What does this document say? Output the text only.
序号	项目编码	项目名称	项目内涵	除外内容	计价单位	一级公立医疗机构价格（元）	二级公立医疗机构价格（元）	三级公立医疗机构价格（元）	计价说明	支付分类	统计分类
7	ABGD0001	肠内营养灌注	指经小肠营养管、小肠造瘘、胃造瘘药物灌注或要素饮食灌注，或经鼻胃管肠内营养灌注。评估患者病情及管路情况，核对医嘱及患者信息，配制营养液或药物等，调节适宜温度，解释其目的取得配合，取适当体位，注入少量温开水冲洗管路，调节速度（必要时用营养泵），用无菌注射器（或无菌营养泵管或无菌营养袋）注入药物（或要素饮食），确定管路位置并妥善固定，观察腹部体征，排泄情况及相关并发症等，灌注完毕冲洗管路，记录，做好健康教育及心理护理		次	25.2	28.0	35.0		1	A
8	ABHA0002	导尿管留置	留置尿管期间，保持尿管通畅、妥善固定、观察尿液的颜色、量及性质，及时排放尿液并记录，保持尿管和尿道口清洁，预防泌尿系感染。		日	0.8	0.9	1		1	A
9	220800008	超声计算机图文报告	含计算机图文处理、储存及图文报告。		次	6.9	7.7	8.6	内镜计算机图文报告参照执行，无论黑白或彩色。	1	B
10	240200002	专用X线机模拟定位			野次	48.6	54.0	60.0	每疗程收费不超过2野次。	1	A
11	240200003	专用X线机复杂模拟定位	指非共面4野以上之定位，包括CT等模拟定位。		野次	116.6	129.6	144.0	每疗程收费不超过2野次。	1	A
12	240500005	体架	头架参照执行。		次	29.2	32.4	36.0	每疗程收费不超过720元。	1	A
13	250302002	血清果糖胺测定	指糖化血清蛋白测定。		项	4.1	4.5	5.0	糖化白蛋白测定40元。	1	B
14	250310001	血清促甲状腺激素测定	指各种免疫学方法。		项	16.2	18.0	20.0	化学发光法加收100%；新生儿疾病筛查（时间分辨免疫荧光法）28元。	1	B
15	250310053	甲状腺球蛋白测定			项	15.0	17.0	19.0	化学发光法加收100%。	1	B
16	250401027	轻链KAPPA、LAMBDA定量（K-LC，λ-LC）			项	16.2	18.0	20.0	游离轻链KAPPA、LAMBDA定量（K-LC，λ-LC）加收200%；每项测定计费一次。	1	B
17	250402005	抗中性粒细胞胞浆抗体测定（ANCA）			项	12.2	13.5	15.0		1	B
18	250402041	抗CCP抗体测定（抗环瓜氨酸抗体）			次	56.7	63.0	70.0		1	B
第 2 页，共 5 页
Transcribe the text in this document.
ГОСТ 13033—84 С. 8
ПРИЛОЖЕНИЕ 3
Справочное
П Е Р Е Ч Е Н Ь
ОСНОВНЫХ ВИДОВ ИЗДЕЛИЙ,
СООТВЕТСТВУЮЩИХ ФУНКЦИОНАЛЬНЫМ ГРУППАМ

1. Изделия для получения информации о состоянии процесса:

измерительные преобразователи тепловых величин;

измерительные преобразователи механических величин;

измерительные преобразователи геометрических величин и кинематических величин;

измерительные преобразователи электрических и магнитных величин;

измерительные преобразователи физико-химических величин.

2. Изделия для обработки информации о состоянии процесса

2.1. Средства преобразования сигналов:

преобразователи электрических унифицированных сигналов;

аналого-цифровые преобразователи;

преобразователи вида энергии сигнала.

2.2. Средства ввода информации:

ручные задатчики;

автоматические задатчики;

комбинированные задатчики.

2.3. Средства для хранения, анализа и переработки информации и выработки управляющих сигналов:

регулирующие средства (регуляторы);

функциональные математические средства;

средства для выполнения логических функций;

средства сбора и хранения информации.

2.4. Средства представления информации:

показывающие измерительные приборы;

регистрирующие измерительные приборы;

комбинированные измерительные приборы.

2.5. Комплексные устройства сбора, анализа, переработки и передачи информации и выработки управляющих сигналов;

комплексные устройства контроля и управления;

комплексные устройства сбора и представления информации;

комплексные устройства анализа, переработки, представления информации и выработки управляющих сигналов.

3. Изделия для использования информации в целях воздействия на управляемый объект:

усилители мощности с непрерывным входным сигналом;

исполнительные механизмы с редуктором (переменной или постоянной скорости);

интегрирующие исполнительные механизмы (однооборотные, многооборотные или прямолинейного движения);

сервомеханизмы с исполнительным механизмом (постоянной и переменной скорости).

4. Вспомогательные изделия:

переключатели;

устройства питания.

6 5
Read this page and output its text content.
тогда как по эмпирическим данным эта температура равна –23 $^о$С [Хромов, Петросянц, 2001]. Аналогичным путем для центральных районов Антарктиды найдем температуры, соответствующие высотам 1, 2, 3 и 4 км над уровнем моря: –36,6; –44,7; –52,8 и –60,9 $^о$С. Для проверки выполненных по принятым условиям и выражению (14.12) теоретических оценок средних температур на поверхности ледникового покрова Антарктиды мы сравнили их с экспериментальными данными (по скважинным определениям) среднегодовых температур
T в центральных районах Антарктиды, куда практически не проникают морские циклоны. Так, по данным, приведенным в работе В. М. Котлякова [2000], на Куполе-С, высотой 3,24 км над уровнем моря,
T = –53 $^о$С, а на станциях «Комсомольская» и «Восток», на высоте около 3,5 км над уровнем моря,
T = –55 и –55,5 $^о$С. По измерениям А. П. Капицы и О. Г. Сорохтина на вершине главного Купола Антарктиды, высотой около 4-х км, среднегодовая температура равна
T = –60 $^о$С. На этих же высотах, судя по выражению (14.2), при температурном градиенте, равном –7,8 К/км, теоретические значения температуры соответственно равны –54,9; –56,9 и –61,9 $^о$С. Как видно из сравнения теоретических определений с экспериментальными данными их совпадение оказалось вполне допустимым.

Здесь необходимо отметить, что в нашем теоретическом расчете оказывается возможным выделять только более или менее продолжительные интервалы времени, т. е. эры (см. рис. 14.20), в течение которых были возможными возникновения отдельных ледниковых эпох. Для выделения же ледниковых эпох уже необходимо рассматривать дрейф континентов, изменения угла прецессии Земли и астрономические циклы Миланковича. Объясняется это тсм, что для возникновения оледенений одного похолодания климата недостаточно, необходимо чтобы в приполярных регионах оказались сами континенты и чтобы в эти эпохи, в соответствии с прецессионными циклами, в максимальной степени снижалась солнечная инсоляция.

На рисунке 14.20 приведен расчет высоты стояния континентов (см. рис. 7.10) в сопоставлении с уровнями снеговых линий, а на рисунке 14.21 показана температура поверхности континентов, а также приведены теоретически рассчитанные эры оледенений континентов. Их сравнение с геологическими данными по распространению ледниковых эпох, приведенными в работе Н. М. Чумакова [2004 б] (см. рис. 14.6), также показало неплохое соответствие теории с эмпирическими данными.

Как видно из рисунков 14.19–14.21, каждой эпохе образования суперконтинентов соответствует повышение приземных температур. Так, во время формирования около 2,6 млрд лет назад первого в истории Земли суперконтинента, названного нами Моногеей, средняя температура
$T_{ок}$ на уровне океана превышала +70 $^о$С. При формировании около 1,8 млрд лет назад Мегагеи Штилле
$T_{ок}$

* GOAL
Report all lines of the data that include the word "процесса".

* OUTPUT BELOW
1. Изделия для получения информации о состоянии процесса:
2. Изделия для обработки информации о состоянии процесса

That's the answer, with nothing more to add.